> PROBLEM REQUIREMENTS:
Can you return, word for word, the stretch of the Parnis watch thread below from "## PilotWatchLover (Sep" through "a bargain anyway!"?

> EXTRACT:

● ● ● ● ●

# Parnis Feeding Frenzy



## chris.ph (Dec 29, 2011)

i dont know if anybody else has got involved in this, this afternoon some very reasonably priced parnis watches came up on the bay and it was literally a feeding frenzy, some really nice ones went for 20 odd quid but i got sniped in the last second but i did manage to win a u boat homage for 15 quid










ive just got to wait now to see if its to good to be true


----------



## Kutusov (Apr 19, 2010)

15 quid and a quartz movement? I reckon you can't go wrong there. I do hope you have the wrist for that! It's 50mm isn't it?


----------



## Kutusov (Apr 19, 2010)

Something funny I've just noticed, they rotated that case, the ones I knew about were not lefties.


----------



## PilotWatchLover (Sep 23, 2012)

I got in on the act and bought one of the blue and white power reserve ones

Will be interested to see the service and delivery etc.!

Twas a bargain anyway!


----------



## Mr Cracker (Nov 25, 2010)

I am waiting on an Explorer 1 homage, they are so cheap it is hard to resist


----------



## chris.ph (Dec 29, 2011)

Kutusov said:


> 15 quid and a quartz movement? I reckon you can't go wrong there. I do hope you have the wrist for that! It's 50mm isn't it?


its probably a negative picture but i dont mind if it is a leftie as i am, and my 8.5in wrists will probably take a 50mm watch


----------



## Kutusov (Apr 19, 2010)

chris.ph said:


> and my 8.5in wrists will probably take a 50mm watch


Well, if it doesn't then no one can wear it!!

● ● ● ● ●

> ENTRIES SHOWN:
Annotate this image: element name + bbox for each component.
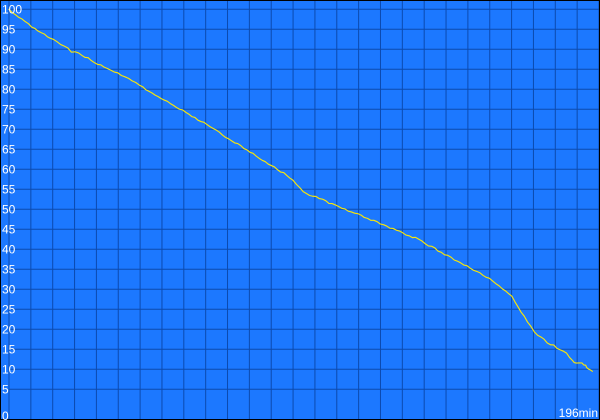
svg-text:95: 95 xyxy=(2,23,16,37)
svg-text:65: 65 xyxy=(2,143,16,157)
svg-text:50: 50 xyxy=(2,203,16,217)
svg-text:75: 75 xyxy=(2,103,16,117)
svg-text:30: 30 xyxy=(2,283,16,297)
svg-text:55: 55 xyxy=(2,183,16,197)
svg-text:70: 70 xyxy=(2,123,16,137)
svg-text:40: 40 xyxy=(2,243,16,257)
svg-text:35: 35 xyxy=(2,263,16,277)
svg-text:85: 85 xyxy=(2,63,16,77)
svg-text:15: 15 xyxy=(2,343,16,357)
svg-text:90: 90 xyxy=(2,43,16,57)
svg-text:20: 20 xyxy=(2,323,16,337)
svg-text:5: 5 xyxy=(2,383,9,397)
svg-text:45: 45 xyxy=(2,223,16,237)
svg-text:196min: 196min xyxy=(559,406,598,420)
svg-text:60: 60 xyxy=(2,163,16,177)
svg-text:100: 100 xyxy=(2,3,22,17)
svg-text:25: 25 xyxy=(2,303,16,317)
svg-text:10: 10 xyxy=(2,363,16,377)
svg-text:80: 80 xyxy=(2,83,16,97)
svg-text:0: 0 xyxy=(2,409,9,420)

● ● ● ● ●

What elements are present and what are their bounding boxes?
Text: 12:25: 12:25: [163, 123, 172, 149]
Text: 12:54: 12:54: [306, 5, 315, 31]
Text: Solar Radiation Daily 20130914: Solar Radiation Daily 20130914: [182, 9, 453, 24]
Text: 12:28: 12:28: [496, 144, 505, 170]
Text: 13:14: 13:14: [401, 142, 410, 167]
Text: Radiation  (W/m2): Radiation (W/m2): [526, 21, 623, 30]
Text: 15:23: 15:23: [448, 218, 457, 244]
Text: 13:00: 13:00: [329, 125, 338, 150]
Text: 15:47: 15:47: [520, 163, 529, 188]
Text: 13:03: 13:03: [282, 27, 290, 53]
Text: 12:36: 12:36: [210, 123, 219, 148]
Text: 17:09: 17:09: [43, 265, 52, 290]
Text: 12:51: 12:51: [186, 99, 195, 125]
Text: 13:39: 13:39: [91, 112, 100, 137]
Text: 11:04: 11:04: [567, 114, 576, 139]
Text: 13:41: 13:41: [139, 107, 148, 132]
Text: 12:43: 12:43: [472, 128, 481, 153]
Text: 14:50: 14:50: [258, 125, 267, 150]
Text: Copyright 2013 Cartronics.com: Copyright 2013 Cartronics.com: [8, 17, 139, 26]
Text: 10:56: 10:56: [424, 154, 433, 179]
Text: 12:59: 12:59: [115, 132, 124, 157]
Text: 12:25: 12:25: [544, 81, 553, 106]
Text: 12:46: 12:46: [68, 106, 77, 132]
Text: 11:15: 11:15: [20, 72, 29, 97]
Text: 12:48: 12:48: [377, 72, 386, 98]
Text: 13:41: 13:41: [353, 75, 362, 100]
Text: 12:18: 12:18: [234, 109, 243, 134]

● ● ● ● ●

> FINISHED ANSWER:
## PilotWatchLover (Sep 23, 2012)

I got in on the act and bought one of the blue and white power reserve ones

Will be interested to see the service and delivery etc.!

Twas a bargain anyway!